## AIM
Write out the full set of records below exactly.
○ ○ ○
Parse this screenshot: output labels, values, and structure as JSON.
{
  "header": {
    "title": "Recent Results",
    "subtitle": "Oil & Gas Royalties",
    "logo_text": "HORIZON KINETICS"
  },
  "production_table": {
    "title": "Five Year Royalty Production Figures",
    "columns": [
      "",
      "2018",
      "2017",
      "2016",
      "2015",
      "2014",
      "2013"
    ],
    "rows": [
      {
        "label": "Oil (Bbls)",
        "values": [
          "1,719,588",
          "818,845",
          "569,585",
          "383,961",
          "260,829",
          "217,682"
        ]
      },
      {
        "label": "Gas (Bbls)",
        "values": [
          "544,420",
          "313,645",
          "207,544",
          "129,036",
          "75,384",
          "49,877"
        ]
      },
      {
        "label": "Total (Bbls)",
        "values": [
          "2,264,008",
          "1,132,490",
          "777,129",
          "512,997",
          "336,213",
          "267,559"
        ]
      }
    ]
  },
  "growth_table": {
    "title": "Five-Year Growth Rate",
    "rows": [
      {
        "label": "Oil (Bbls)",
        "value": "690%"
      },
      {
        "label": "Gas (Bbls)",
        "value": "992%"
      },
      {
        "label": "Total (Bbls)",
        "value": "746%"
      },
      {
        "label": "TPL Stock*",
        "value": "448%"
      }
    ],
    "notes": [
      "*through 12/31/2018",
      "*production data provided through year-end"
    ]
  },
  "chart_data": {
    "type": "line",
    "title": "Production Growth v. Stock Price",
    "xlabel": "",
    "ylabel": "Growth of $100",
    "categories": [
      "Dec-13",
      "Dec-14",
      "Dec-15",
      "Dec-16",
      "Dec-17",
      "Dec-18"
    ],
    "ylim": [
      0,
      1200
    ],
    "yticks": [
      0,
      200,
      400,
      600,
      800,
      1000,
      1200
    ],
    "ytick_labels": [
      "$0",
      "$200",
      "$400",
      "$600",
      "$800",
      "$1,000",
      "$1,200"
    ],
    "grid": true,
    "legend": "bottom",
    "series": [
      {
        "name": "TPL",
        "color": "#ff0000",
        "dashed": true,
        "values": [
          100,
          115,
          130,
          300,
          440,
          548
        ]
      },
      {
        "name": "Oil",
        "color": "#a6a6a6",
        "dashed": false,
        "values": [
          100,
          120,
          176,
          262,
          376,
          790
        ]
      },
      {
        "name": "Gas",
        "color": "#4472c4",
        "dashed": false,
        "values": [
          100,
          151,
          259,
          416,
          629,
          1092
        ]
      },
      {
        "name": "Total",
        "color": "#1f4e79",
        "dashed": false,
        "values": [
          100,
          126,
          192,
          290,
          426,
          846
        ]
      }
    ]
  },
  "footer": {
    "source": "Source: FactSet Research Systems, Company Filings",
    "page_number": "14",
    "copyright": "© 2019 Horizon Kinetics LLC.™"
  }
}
○ ○ ○
## SOLVED PROBLEM
Parse this screenshot: output labels, values, and structure as JSON.
{
  "header": {
    "title": "Recent Results",
    "subtitle": "Oil & Gas Royalties",
    "logo_text": "HORIZON KINETICS"
  },
  "production_table": {
    "title": "Five Year Royalty Production Figures",
    "columns": [
      "",
      "2018",
      "2017",
      "2016",
      "2015",
      "2014",
      "2013"
    ],
    "rows": [
      {
        "label": "Oil (Bbls)",
        "values": [
          "1,719,588",
          "818,845",
          "569,585",
          "383,961",
          "260,829",
          "217,682"
        ]
      },
      {
        "label": "Gas (Bbls)",
        "values": [
          "544,420",
          "313,645",
          "207,544",
          "129,036",
          "75,384",
          "49,877"
        ]
      },
      {
        "label": "Total (Bbls)",
        "values": [
          "2,264,008",
          "1,132,490",
          "777,129",
          "512,997",
          "336,213",
          "267,559"
        ]
      }
    ]
  },
  "growth_table": {
    "title": "Five-Year Growth Rate",
    "rows": [
      {
        "label": "Oil (Bbls)",
        "value": "690%"
      },
      {
        "label": "Gas (Bbls)",
        "value": "992%"
      },
      {
        "label": "Total (Bbls)",
        "value": "746%"
      },
      {
        "label": "TPL Stock*",
        "value": "448%"
      }
    ],
    "notes": [
      "*through 12/31/2018",
      "*production data provided through year-end"
    ]
  },
  "chart_data": {
    "type": "line",
    "title": "Production Growth v. Stock Price",
    "xlabel": "",
    "ylabel": "Growth of $100",
    "categories": [
      "Dec-13",
      "Dec-14",
      "Dec-15",
      "Dec-16",
      "Dec-17",
      "Dec-18"
    ],
    "ylim": [
      0,
      1200
    ],
    "yticks": [
      0,
      200,
      400,
      600,
      800,
      1000,
      1200
    ],
    "ytick_labels": [
      "$0",
      "$200",
      "$400",
      "$600",
      "$800",
      "$1,000",
      "$1,200"
    ],
    "grid": true,
    "legend": "bottom",
    "series": [
      {
        "name": "TPL",
        "color": "#ff0000",
        "dashed": true,
        "values": [
          100,
          115,
          130,
          300,
          440,
          548
        ]
      },
      {
        "name": "Oil",
        "color": "#a6a6a6",
        "dashed": false,
        "values": [
          100,
          120,
          176,
          262,
          376,
          790
        ]
      },
      {
        "name": "Gas",
        "color": "#4472c4",
        "dashed": false,
        "values": [
          100,
          151,
          259,
          416,
          629,
          1092
        ]
      },
      {
        "name": "Total",
        "color": "#1f4e79",
        "dashed": false,
        "values": [
          100,
          126,
          192,
          290,
          426,
          846
        ]
      }
    ]
  },
  "footer": {
    "source": "Source: FactSet Research Systems, Company Filings",
    "page_number": "14",
    "copyright": "© 2019 Horizon Kinetics LLC.™"
  }
}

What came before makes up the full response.